### [TO DO]
Where does the string "перевозки" appear in the records? Copy every line that contains it.

>> START AVAILABLE DATA

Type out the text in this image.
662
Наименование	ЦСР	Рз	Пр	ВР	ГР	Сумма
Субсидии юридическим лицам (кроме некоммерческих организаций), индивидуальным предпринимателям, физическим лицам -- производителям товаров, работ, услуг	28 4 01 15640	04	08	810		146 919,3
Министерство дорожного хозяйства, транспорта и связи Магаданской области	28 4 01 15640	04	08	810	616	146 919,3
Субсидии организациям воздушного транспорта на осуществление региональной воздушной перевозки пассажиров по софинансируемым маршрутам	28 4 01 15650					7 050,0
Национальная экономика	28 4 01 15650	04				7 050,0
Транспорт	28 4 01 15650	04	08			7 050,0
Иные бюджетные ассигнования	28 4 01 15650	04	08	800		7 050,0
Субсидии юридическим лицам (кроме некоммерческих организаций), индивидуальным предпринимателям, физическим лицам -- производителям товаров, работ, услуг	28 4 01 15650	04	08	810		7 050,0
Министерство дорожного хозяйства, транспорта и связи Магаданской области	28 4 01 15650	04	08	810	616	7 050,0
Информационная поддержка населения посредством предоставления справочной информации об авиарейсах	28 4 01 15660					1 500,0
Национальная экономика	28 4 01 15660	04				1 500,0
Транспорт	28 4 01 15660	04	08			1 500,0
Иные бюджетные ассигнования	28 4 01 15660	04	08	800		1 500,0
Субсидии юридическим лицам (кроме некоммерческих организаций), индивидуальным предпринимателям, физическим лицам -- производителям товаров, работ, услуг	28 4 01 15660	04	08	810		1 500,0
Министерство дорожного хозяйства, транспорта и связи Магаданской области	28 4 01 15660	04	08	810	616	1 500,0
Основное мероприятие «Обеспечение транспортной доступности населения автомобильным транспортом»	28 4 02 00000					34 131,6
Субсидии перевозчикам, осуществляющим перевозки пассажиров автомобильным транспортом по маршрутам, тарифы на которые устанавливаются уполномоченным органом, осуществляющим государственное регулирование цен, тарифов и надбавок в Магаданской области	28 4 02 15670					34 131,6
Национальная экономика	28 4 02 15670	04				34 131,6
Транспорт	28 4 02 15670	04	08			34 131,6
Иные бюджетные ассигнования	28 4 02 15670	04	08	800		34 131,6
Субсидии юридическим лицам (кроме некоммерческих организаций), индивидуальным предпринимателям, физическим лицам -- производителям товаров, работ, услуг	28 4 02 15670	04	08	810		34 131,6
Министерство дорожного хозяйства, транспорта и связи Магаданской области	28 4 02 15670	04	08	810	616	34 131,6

>> END AVAILABLE DATA

### [SOLUTION TO THE PROBLEM]
Субсидии организациям воздушного транспорта на осуществление региональной воздушной перевозки пассажиров по софинансируемым маршрутам	28 4 01 15650					7 050,0
Субсидии перевозчикам, осуществляющим перевозки пассажиров автомобильным транспортом по маршрутам, тарифы на которые устанавливаются уполномоченным органом, осуществляющим государственное регулирование цен, тарифов и надбавок в Магаданской области	28 4 02 15670					34 131,6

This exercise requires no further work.